▶ GOAL: Copy the full set of lines exactly as given.

▶ RECORD SET:
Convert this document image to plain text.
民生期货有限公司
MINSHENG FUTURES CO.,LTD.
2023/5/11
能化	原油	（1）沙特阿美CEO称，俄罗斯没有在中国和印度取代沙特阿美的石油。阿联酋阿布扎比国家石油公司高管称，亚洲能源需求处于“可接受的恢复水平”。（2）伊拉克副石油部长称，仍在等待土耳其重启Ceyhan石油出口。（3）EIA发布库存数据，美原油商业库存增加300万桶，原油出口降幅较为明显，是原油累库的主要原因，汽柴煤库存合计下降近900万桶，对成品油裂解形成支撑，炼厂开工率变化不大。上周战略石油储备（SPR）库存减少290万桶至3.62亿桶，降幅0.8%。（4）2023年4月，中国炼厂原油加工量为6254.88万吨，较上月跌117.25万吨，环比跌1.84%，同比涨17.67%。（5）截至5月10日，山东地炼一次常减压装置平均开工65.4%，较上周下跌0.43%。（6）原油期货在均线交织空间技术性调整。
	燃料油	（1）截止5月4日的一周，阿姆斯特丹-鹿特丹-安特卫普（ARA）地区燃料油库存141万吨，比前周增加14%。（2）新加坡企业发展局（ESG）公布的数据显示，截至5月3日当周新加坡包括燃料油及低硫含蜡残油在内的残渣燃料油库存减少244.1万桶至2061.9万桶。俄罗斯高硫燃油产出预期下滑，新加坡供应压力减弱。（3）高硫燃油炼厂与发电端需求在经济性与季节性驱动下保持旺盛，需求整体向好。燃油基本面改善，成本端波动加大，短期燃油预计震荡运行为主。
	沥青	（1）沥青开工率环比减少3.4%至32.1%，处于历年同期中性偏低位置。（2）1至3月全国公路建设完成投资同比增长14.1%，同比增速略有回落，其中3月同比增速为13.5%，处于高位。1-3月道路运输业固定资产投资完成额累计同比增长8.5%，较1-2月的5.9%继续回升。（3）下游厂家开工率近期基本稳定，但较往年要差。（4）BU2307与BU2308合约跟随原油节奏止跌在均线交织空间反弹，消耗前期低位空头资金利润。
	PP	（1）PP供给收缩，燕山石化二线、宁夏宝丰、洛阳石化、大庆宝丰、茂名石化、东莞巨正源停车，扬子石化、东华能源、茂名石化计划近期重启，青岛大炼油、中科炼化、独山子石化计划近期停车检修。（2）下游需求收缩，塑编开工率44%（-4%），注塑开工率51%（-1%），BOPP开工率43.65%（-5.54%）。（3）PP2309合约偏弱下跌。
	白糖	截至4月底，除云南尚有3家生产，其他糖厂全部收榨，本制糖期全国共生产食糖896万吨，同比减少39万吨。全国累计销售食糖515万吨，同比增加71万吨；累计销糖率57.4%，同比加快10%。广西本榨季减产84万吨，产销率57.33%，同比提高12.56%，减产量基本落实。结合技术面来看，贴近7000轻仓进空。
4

▶ WORKED SOLUTION:
Convert this document image to plain text.
民生期货有限公司
MINSHENG FUTURES CO.,LTD.
2023/5/11
能化	原油	（1）沙特阿美CEO称，俄罗斯没有在中国和印度取代沙特阿美的石油。阿联酋阿布扎比国家石油公司高管称，亚洲能源需求处于“可接受的恢复水平”。（2）伊拉克副石油部长称，仍在等待土耳其重启Ceyhan石油出口。（3）EIA发布库存数据，美原油商业库存增加300万桶，原油出口降幅较为明显，是原油累库的主要原因，汽柴煤库存合计下降近900万桶，对成品油裂解形成支撑，炼厂开工率变化不大。上周战略石油储备（SPR）库存减少290万桶至3.62亿桶，降幅0.8%。（4）2023年4月，中国炼厂原油加工量为6254.88万吨，较上月跌117.25万吨，环比跌1.84%，同比涨17.67%。（5）截至5月10日，山东地炼一次常减压装置平均开工65.4%，较上周下跌0.43%。（6）原油期货在均线交织空间技术性调整。
	燃料油	（1）截止5月4日的一周，阿姆斯特丹-鹿特丹-安特卫普（ARA）地区燃料油库存141万吨，比前周增加14%。（2）新加坡企业发展局（ESG）公布的数据显示，截至5月3日当周新加坡包括燃料油及低硫含蜡残油在内的残渣燃料油库存减少244.1万桶至2061.9万桶。俄罗斯高硫燃油产出预期下滑，新加坡供应压力减弱。（3）高硫燃油炼厂与发电端需求在经济性与季节性驱动下保持旺盛，需求整体向好。燃油基本面改善，成本端波动加大，短期燃油预计震荡运行为主。
	沥青	（1）沥青开工率环比减少3.4%至32.1%，处于历年同期中性偏低位置。（2）1至3月全国公路建设完成投资同比增长14.1%，同比增速略有回落，其中3月同比增速为13.5%，处于高位。1-3月道路运输业固定资产投资完成额累计同比增长8.5%，较1-2月的5.9%继续回升。（3）下游厂家开工率近期基本稳定，但较往年要差。（4）BU2307与BU2308合约跟随原油节奏止跌在均线交织空间反弹，消耗前期低位空头资金利润。
	PP	（1）PP供给收缩，燕山石化二线、宁夏宝丰、洛阳石化、大庆宝丰、茂名石化、东莞巨正源停车，扬子石化、东华能源、茂名石化计划近期重启，青岛大炼油、中科炼化、独山子石化计划近期停车检修。（2）下游需求收缩，塑编开工率44%（-4%），注塑开工率51%（-1%），BOPP开工率43.65%（-5.54%）。（3）PP2309合约偏弱下跌。
	白糖	截至4月底，除云南尚有3家生产，其他糖厂全部收榨，本制糖期全国共生产食糖896万吨，同比减少39万吨。全国累计销售食糖515万吨，同比增加71万吨；累计销糖率57.4%，同比加快10%。广西本榨季减产84万吨，产销率57.33%，同比提高12.56%，减产量基本落实。结合技术面来看，贴近7000轻仓进空。
4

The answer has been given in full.